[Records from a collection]
____

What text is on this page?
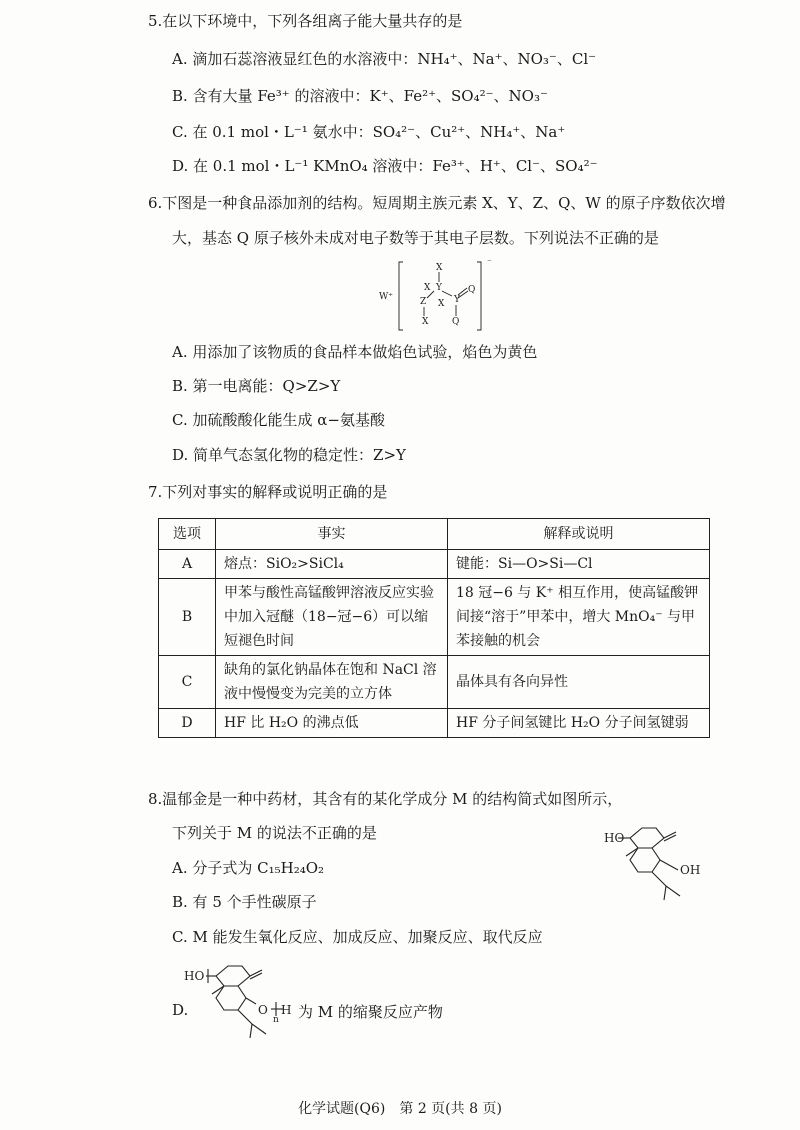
5.在以下环境中，下列各组离子能大量共存的是
A. 滴加石蕊溶液显红色的水溶液中：NH₄⁺、Na⁺、NO₃⁻、Cl⁻
B. 含有大量 Fe³⁺ 的溶液中：K⁺、Fe²⁺、SO₄²⁻、NO₃⁻
C. 在 0.1 mol・L⁻¹ 氨水中：SO₄²⁻、Cu²⁺、NH₄⁺、Na⁺
D. 在 0.1 mol・L⁻¹ KMnO₄ 溶液中：Fe³⁺、H⁺、Cl⁻、SO₄²⁻
6.下图是一种食品添加剂的结构。短周期主族元素 X、Y、Z、Q、W 的原子序数依次增
大，基态 Q 原子核外未成对电子数等于其电子层数。下列说法不正确的是
W⁺
X
Y
X
Z X Y
Q
X	Q
⁻
A. 用添加了该物质的食品样本做焰色试验，焰色为黄色
B. 第一电离能：Q>Z>Y
C. 加硫酸酸化能生成 α−氨基酸
D. 简单气态氢化物的稳定性：Z>Y
7.下列对事实的解释或说明正确的是
选项	事实	解释或说明
A	熔点：SiO₂>SiCl₄	键能：Si—O>Si—Cl
B	甲苯与酸性高锰酸钾溶液反应实验中加入冠醚（18−冠−6）可以缩短褪色时间	18 冠−6 与 K⁺ 相互作用，使高锰酸钾间接“溶于”甲苯中，增大 MnO₄⁻ 与甲苯接触的机会
C	缺角的氯化钠晶体在饱和 NaCl 溶液中慢慢变为完美的立方体	晶体具有各向异性
D	HF 比 H₂O 的沸点低	HF 分子间氢键比 H₂O 分子间氢键弱
8.温郁金是一种中药材，其含有的某化学成分 M 的结构简式如图所示，
下列关于 M 的说法不正确的是
A. 分子式为 C₁₅H₂₄O₂
B. 有 5 个手性碳原子
C. M 能发生氧化反应、加成反应、加聚反应、取代反应
HO
OH
D.
HO
O
n
H 为 M 的缩聚反应产物
化学试题(Q6)　第 2 页(共 8 页)
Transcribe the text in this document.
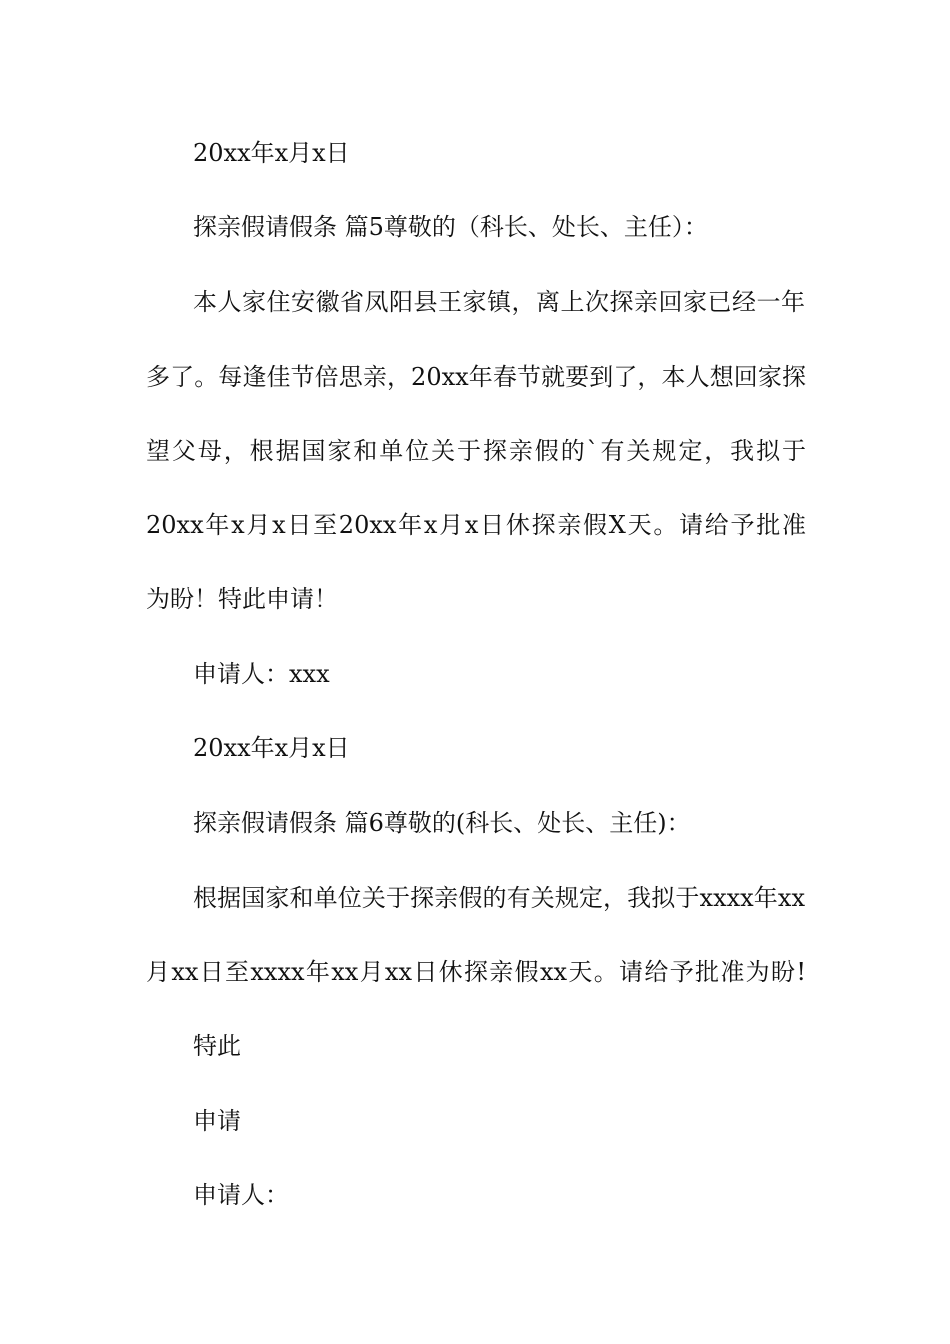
20xx年x月x日
探亲假请假条 篇5尊敬的（科长、处长、主任）：
本人家住安徽省凤阳县王家镇，离上次探亲回家已经一年
多了。每逢佳节倍思亲，20xx年春节就要到了，本人想回家探
望父母，根据国家和单位关于探亲假的`有关规定，我拟于
20xx年x月x日至20xx年x月x日休探亲假X天。请给予批准
为盼！特此申请！
申请人：xxx
20xx年x月x日
探亲假请假条 篇6尊敬的(科长、处长、主任)：
根据国家和单位关于探亲假的有关规定，我拟于xxxx年xx
月xx日至xxxx年xx月xx日休探亲假xx天。请给予批准为盼!
特此
申请
申请人：
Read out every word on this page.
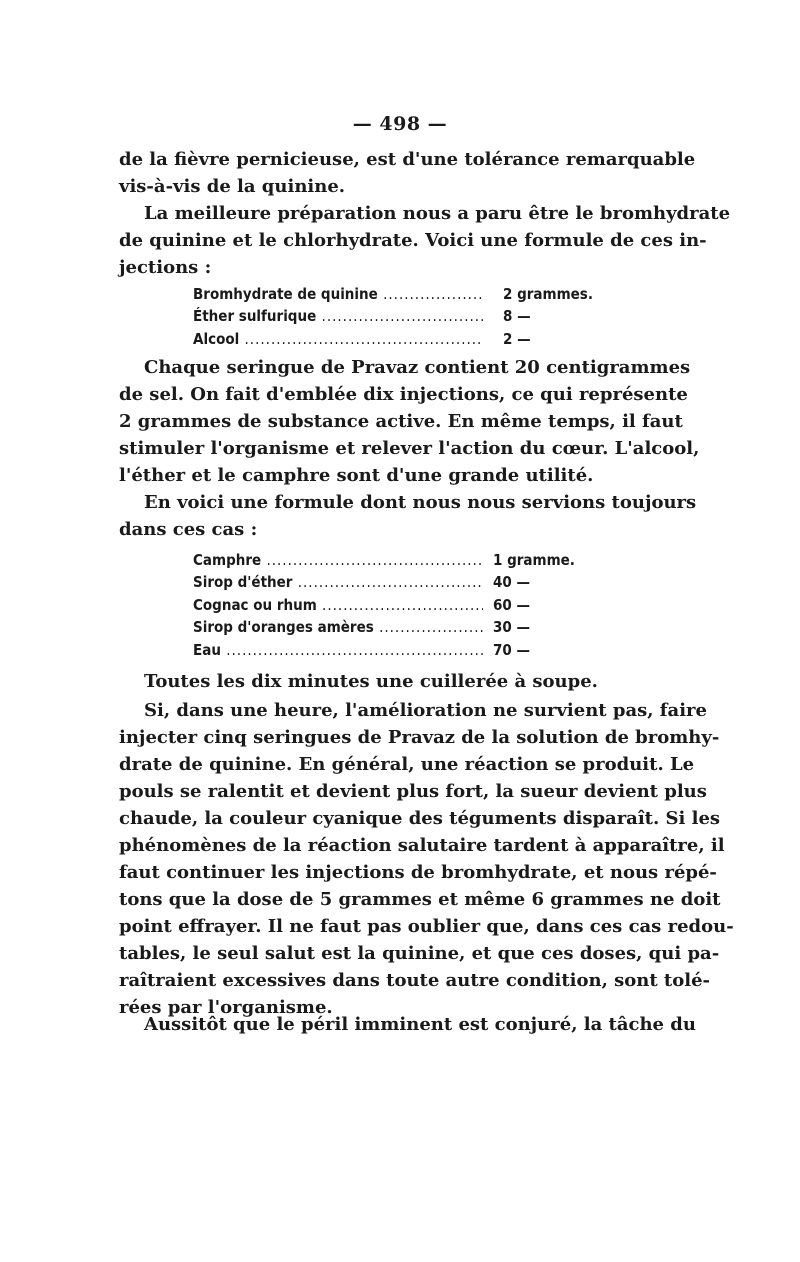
— 498 —
de la fièvre pernicieuse, est d'une tolérance remarquable
vis-à-vis de la quinine.
La meilleure préparation nous a paru être le bromhydrate
de quinine et le chlorhydrate. Voici une formule de ces in-
jections :
Bromhydrate de quinine .....	2 grammes.
Éther sulfurique .....	8 —
Alcool .....	2 —
Chaque seringue de Pravaz contient 20 centigrammes
de sel. On fait d'emblée dix injections, ce qui représente
2 grammes de substance active. En même temps, il faut
stimuler l'organisme et relever l'action du cœur. L'alcool,
l'éther et le camphre sont d'une grande utilité.
En voici une formule dont nous nous servions toujours
dans ces cas :
Camphre .....	1 gramme.
Sirop d'éther .....	40 —
Cognac ou rhum .....	60 —
Sirop d'oranges amères .....	30 —
Eau .....	70 —
Toutes les dix minutes une cuillerée à soupe.
Si, dans une heure, l'amélioration ne survient pas, faire
injecter cinq seringues de Pravaz de la solution de bromhy-
drate de quinine. En général, une réaction se produit. Le
pouls se ralentit et devient plus fort, la sueur devient plus
chaude, la couleur cyanique des téguments disparaît. Si les
phénomènes de la réaction salutaire tardent à apparaître, il
faut continuer les injections de bromhydrate, et nous répé-
tons que la dose de 5 grammes et même 6 grammes ne doit
point effrayer. Il ne faut pas oublier que, dans ces cas redou-
tables, le seul salut est la quinine, et que ces doses, qui pa-
raîtraient excessives dans toute autre condition, sont tolé-
rées par l'organisme.
Aussitôt que le péril imminent est conjuré, la tâche du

____

WHAT THE TASK REQUIRES => Copy each line that holds the word "injections".

EXPECTED ANSWER =>
de sel. On fait d'emblée dix injections, ce qui représente
faut continuer les injections de bromhydrate, et nous répé-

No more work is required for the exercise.